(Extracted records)
--- --- ---
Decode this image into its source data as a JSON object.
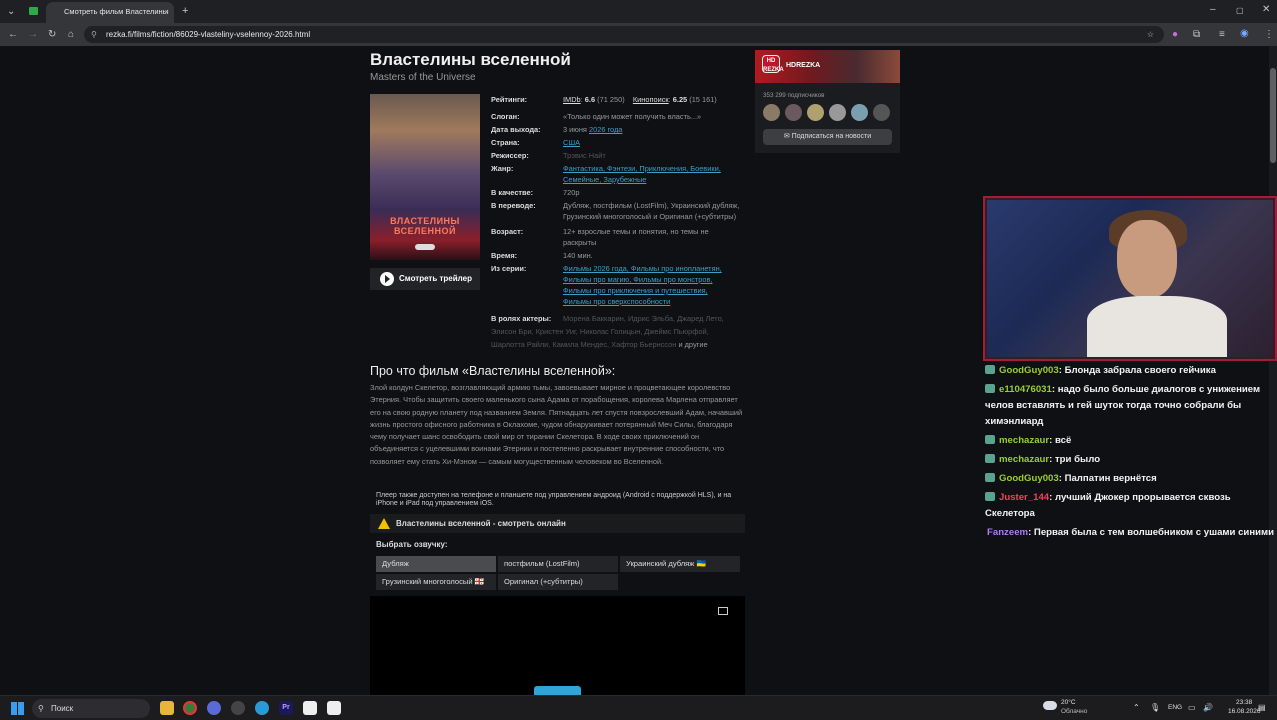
{
  "browser": {
    "tab_title": "Смотреть фильм Властелины",
    "new_tab": "+",
    "url": "rezka.fi/films/fiction/86029-vlasteliny-vselennoy-2026.html"
  },
  "film": {
    "title": "Властелины вселенной",
    "original_title": "Masters of the Universe",
    "poster_title": "ВЛАСТЕЛИНЫ ВСЕЛЕННОЙ",
    "trailer_button": "Смотреть трейлер",
    "info": {
      "ratings_label": "Рейтинги:",
      "imdb_label": "IMDb",
      "imdb_score": "6.6",
      "imdb_votes": "(71 250)",
      "kp_label": "Кинопоиск",
      "kp_score": "6.25",
      "kp_votes": "(15 161)",
      "slogan_label": "Слоган:",
      "slogan": "«Только один может получить власть...»",
      "release_label": "Дата выхода:",
      "release_day": "3 июня",
      "release_year": "2026 года",
      "country_label": "Страна:",
      "country": "США",
      "director_label": "Режиссер:",
      "director": "Трэвис Найт",
      "genre_label": "Жанр:",
      "genres_line1": "Фантастика, Фэнтези, Приключения, Боевики,",
      "genres_line2": "Семейные, Зарубежные",
      "quality_label": "В качестве:",
      "quality": "720p",
      "translation_label": "В переводе:",
      "translation": "Дубляж, постфильм (LostFilm), Украинский дубляж, Грузинский многоголосый и Оригинал (+субтитры)",
      "age_label": "Возраст:",
      "age": "12+ взрослые темы и понятия, но темы не раскрыты",
      "time_label": "Время:",
      "time": "140 мин.",
      "series_label": "Из серии:",
      "series_1": "Фильмы 2026 года, Фильмы про инопланетян,",
      "series_2": "Фильмы про магию, Фильмы про монстров,",
      "series_3": "Фильмы про приключения и путешествия,",
      "series_4": "Фильмы про сверхспособности",
      "actors_label": "В ролях актеры:",
      "actors_1": "Морена Баккарин, Идрис Эльба, Джаред Лето,",
      "actors_2": "Элисон Бри, Кристен Уиг, Николас Голицын, Джеймс Пьюрфой,",
      "actors_3": "Шарлотта Райли, Камила Мендес, Хафтор Бьернссон",
      "actors_more": "и другие"
    },
    "about_heading": "Про что фильм «Властелины вселенной»:",
    "description": "Злой колдун Скелетор, возглавляющий армию тьмы, завоевывает мирное и процветающее королевство Этерния. Чтобы защитить своего маленького сына Адама от порабощения, королева Марлена отправляет его на свою родную планету под названием Земля. Пятнадцать лет спустя повзрослевший Адам, начавший жизнь простого офисного работника в Оклахоме, чудом обнаруживает потерянный Меч Силы, благодаря чему получает шанс освободить свой мир от тирании Скелетора. В ходе своих приключений он объединяется с уцелевшими воинами Этернии и постепенно раскрывает внутренние способности, что позволяет ему стать Хи-Мэном — самым могущественным человеком во Вселенной.",
    "player_note": "Плеер также доступен на телефоне и планшете под управлением андроид (Android с поддержкой HLS), и на iPhone и iPad под управлением iOS.",
    "player_title": "Властелины вселенной - смотреть онлайн",
    "choose_voice": "Выбрать озвучку:",
    "translators": [
      "Дубляж",
      "постфильм (LostFilm)",
      "Украинский дубляж 🇺🇦",
      "Грузинский многоголосый 🇬🇪",
      "Оригинал (+субтитры)"
    ]
  },
  "vk": {
    "logo": "HD REZKA",
    "name": "HDREZKA",
    "subscribers": "353 299 подписчиков",
    "subscribe": "Подписаться на новости"
  },
  "chat": [
    {
      "user": "GoodGuy003",
      "color": "#9acd32",
      "text": ": Блонда забрала своего гейчика"
    },
    {
      "user": "e110476031",
      "color": "#9acd32",
      "text": ": надо было больше диалогов с унижением челов вставлять и гей шуток тогда точно собрали бы химэнлиард"
    },
    {
      "user": "mechazaur",
      "color": "#9acd32",
      "text": ": всё"
    },
    {
      "user": "mechazaur",
      "color": "#9acd32",
      "text": ": три было"
    },
    {
      "user": "GoodGuy003",
      "color": "#9acd32",
      "text": ": Палпатин вернётся"
    },
    {
      "user": "Juster_144",
      "color": "#ff3b5c",
      "text": ": лучший Джокер прорывается сквозь Скелетора"
    },
    {
      "user": "Fanzeem",
      "color": "#b07cf0",
      "text": ": Первая была с тем волшебником с ушами синими"
    }
  ],
  "taskbar": {
    "search": "Поиск",
    "weather_temp": "20°C",
    "weather_desc": "Облачно",
    "lang": "ENG",
    "time": "23:38",
    "date": "16.08.2026"
  }
}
--- --- ---
What is needed: Leave the pictures out and output the rest of the listing exactly.

Correct answer:
Decode this image into its source data as a JSON object.
{
  "browser": {
    "tab_title": "Смотреть фильм Властелины",
    "new_tab": "+",
    "url": "rezka.fi/films/fiction/86029-vlasteliny-vselennoy-2026.html"
  },
  "film": {
    "title": "Властелины вселенной",
    "original_title": "Masters of the Universe",
    "poster_title": "ВЛАСТЕЛИНЫ ВСЕЛЕННОЙ",
    "trailer_button": "Смотреть трейлер",
    "info": {
      "ratings_label": "Рейтинги:",
      "imdb_label": "IMDb",
      "imdb_score": "6.6",
      "imdb_votes": "(71 250)",
      "kp_label": "Кинопоиск",
      "kp_score": "6.25",
      "kp_votes": "(15 161)",
      "slogan_label": "Слоган:",
      "slogan": "«Только один может получить власть...»",
      "release_label": "Дата выхода:",
      "release_day": "3 июня",
      "release_year": "2026 года",
      "country_label": "Страна:",
      "country": "США",
      "director_label": "Режиссер:",
      "director": "Трэвис Найт",
      "genre_label": "Жанр:",
      "genres_line1": "Фантастика, Фэнтези, Приключения, Боевики,",
      "genres_line2": "Семейные, Зарубежные",
      "quality_label": "В качестве:",
      "quality": "720p",
      "translation_label": "В переводе:",
      "translation": "Дубляж, постфильм (LostFilm), Украинский дубляж, Грузинский многоголосый и Оригинал (+субтитры)",
      "age_label": "Возраст:",
      "age": "12+ взрослые темы и понятия, но темы не раскрыты",
      "time_label": "Время:",
      "time": "140 мин.",
      "series_label": "Из серии:",
      "series_1": "Фильмы 2026 года, Фильмы про инопланетян,",
      "series_2": "Фильмы про магию, Фильмы про монстров,",
      "series_3": "Фильмы про приключения и путешествия,",
      "series_4": "Фильмы про сверхспособности",
      "actors_label": "В ролях актеры:",
      "actors_1": "Морена Баккарин, Идрис Эльба, Джаред Лето,",
      "actors_2": "Элисон Бри, Кристен Уиг, Николас Голицын, Джеймс Пьюрфой,",
      "actors_3": "Шарлотта Райли, Камила Мендес, Хафтор Бьернссон",
      "actors_more": "и другие"
    },
    "about_heading": "Про что фильм «Властелины вселенной»:",
    "description": "Злой колдун Скелетор, возглавляющий армию тьмы, завоевывает мирное и процветающее королевство Этерния. Чтобы защитить своего маленького сына Адама от порабощения, королева Марлена отправляет его на свою родную планету под названием Земля. Пятнадцать лет спустя повзрослевший Адам, начавший жизнь простого офисного работника в Оклахоме, чудом обнаруживает потерянный Меч Силы, благодаря чему получает шанс освободить свой мир от тирании Скелетора. В ходе своих приключений он объединяется с уцелевшими воинами Этернии и постепенно раскрывает внутренние способности, что позволяет ему стать Хи-Мэном — самым могущественным человеком во Вселенной.",
    "player_note": "Плеер также доступен на телефоне и планшете под управлением андроид (Android с поддержкой HLS), и на iPhone и iPad под управлением iOS.",
    "player_title": "Властелины вселенной - смотреть онлайн",
    "choose_voice": "Выбрать озвучку:",
    "translators": [
      "Дубляж",
      "постфильм (LostFilm)",
      "Украинский дубляж 🇺🇦",
      "Грузинский многоголосый 🇬🇪",
      "Оригинал (+субтитры)"
    ]
  },
  "vk": {
    "logo": "HD REZKA",
    "name": "HDREZKA",
    "subscribers": "353 299 подписчиков",
    "subscribe": "Подписаться на новости"
  },
  "chat": [
    {
      "user": "GoodGuy003",
      "color": "#9acd32",
      "text": ": Блонда забрала своего гейчика"
    },
    {
      "user": "e110476031",
      "color": "#9acd32",
      "text": ": надо было больше диалогов с унижением челов вставлять и гей шуток тогда точно собрали бы химэнлиард"
    },
    {
      "user": "mechazaur",
      "color": "#9acd32",
      "text": ": всё"
    },
    {
      "user": "mechazaur",
      "color": "#9acd32",
      "text": ": три было"
    },
    {
      "user": "GoodGuy003",
      "color": "#9acd32",
      "text": ": Палпатин вернётся"
    },
    {
      "user": "Juster_144",
      "color": "#ff3b5c",
      "text": ": лучший Джокер прорывается сквозь Скелетора"
    },
    {
      "user": "Fanzeem",
      "color": "#b07cf0",
      "text": ": Первая была с тем волшебником с ушами синими"
    }
  ],
  "taskbar": {
    "search": "Поиск",
    "weather_temp": "20°C",
    "weather_desc": "Облачно",
    "lang": "ENG",
    "time": "23:38",
    "date": "16.08.2026"
  }
}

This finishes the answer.